* Brief
Find the lines containing the word "station" and copy every one of them.

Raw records
☆ ☆ ☆
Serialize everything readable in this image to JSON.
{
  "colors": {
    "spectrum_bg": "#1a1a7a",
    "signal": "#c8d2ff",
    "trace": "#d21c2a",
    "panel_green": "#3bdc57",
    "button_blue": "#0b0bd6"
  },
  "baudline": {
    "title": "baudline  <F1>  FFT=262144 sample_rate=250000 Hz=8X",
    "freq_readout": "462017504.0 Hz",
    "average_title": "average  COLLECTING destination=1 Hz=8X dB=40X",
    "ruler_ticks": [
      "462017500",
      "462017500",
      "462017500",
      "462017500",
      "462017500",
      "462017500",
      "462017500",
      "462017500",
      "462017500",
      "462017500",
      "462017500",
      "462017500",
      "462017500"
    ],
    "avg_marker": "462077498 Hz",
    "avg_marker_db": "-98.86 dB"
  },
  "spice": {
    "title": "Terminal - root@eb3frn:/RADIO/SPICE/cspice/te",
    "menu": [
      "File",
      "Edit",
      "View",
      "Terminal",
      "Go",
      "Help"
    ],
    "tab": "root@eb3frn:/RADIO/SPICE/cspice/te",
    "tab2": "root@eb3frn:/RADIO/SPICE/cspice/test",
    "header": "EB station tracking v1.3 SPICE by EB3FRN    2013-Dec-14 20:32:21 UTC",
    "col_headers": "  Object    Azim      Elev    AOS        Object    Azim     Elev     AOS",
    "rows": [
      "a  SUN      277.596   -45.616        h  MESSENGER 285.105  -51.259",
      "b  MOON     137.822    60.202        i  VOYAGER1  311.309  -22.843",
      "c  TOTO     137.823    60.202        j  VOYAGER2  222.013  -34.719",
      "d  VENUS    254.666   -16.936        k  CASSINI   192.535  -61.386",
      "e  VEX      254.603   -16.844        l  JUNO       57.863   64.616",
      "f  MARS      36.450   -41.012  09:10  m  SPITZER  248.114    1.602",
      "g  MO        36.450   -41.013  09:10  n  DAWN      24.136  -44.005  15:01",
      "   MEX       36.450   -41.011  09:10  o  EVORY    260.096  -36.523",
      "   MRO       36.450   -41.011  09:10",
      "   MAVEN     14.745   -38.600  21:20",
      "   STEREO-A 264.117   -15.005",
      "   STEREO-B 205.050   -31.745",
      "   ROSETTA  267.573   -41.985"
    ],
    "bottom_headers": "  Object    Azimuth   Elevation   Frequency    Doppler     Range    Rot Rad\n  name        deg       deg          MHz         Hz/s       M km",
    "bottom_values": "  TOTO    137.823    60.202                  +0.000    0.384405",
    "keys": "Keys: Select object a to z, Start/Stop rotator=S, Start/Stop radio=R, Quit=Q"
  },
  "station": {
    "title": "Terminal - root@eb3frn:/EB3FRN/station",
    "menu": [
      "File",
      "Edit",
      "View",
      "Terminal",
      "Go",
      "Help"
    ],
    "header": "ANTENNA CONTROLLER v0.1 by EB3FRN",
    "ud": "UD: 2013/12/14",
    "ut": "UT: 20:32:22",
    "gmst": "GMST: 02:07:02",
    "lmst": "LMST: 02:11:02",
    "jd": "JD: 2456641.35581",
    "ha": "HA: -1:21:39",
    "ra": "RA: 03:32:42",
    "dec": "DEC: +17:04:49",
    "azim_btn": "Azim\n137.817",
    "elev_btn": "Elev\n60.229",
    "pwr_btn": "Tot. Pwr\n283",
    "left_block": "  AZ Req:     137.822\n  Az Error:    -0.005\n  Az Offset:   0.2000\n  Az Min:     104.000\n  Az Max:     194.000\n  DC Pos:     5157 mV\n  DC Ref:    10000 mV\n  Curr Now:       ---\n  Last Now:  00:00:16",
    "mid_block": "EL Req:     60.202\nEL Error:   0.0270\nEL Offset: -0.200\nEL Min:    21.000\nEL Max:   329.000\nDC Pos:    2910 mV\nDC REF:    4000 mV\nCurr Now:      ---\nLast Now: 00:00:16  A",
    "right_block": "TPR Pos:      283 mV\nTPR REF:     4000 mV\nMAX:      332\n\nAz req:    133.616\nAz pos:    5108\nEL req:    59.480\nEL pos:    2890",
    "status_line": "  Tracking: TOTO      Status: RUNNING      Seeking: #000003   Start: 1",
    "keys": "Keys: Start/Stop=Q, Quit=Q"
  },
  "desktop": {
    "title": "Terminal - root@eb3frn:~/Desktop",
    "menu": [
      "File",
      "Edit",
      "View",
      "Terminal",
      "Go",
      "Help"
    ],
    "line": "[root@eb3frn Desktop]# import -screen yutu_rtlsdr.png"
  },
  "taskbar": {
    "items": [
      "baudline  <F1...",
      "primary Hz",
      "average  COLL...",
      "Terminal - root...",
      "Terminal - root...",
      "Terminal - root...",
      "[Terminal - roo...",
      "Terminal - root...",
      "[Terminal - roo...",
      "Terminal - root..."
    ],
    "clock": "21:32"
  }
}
☆ ☆ ☆
* Task result
    "header": "EB station tracking v1.3 SPICE by EB3FRN    2013-Dec-14 20:32:21 UTC",
  "station": {
    "title": "Terminal - root@eb3frn:/EB3FRN/station",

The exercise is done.